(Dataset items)
╭──
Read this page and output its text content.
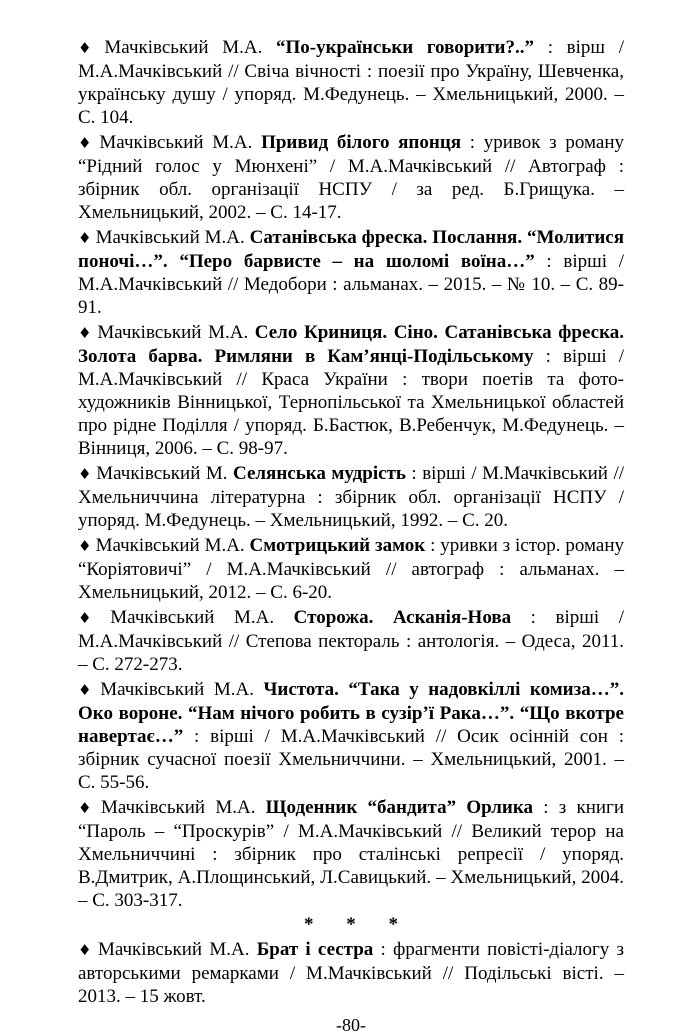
♦ Мачківський М.А. “По-українськи говорити?..” : вірш / М.А.Мачківський // Свіча вічності : поезії про Україну, Шевченка, українську душу / упоряд. М.Федунець. – Хмельницький, 2000. – С. 104.

♦ Мачківський М.А. Привид білого японця : уривок з роману “Рідний голос у Мюнхені” / М.А.Мачківський // Автограф : збірник обл. організації НСПУ / за ред. Б.Грищука. – Хмельницький, 2002. – С. 14-17.

♦ Мачківський М.А. Сатанівська фреска. Послання. “Молитися поночі…”. “Перо барвисте – на шоломі воїна…” : вірші / М.А.Мачківський // Медобори : альманах. – 2015. – № 10. – С. 89-91.

♦ Мачківський М.А. Село Криниця. Сіно. Сатанівська фреска. Золота барва. Римляни в Кам’янці-Подільському : вірші / М.А.Мачківський // Краса України : твори поетів та фото-художників Вінницької, Тернопільської та Хмельницької областей про рідне Поділля / упоряд. Б.Бастюк, В.Ребенчук, М.Федунець. – Вінниця, 2006. – С. 98-97.

♦ Мачківський М. Селянська мудрість : вірші / М.Мачківський // Хмельниччина літературна : збірник обл. організації НСПУ / упоряд. М.Федунець. – Хмельницький, 1992. – С. 20.

♦ Мачківський М.А. Смотрицький замок : уривки з істор. роману “Коріятовичі” / М.А.Мачківський // автограф : альманах. – Хмельницький, 2012. – С. 6-20.

♦ Мачківський М.А. Сторожа. Асканія-Нова : вірші / М.А.Мачківський // Степова пектораль : антологія. – Одеса, 2011. – С. 272-273.

♦ Мачківський М.А. Чистота. “Така у надовкіллі комиза…”. Око вороне. “Нам нічого робить в сузір’ї Рака…”. “Що вкотре навертає…” : вірші / М.А.Мачківський // Осик осінній сон : збірник сучасної поезії Хмельниччини. – Хмельницький, 2001. – С. 55-56.

♦ Мачківський М.А. Щоденник “бандита” Орлика : з книги “Пароль – “Проскурів” / М.А.Мачківський // Великий терор на Хмельниччині : збірник про сталінські репресії / упоряд. В.Дмитрик, А.Площинський, Л.Савицький. – Хмельницький, 2004. – С. 303-317.

* * *

♦ Мачківський М.А. Брат і сестра : фрагменти повісті-діалогу з авторськими ремарками / М.Мачківський // Подільські вісті. – 2013. – 15 жовт.

-80-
╰──
» **PROBLEM**
Sift the material for lines with the string "збірник". Copy each one found.

» **RESPONSE TO THIS TASK**
♦ Мачківський М.А. Привид білого японця : уривок з роману “Рідний голос у Мюнхені” / М.А.Мачківський // Автограф : збірник обл. організації НСПУ / за ред. Б.Грищука. – Хмельницький, 2002. – С. 14-17.
♦ Мачківський М. Селянська мудрість : вірші / М.Мачківський // Хмельниччина літературна : збірник обл. організації НСПУ / упоряд. М.Федунець. – Хмельницький, 1992. – С. 20.
♦ Мачківський М.А. Чистота. “Така у надовкіллі комиза…”. Око вороне. “Нам нічого робить в сузір’ї Рака…”. “Що вкотре навертає…” : вірші / М.А.Мачківський // Осик осінній сон : збірник сучасної поезії Хмельниччини. – Хмельницький, 2001. – С. 55-56.
♦ Мачківський М.А. Щоденник “бандита” Орлика : з книги “Пароль – “Проскурів” / М.А.Мачківський // Великий терор на Хмельниччині : збірник про сталінські репресії / упоряд. В.Дмитрик, А.Площинський, Л.Савицький. – Хмельницький, 2004. – С. 303-317.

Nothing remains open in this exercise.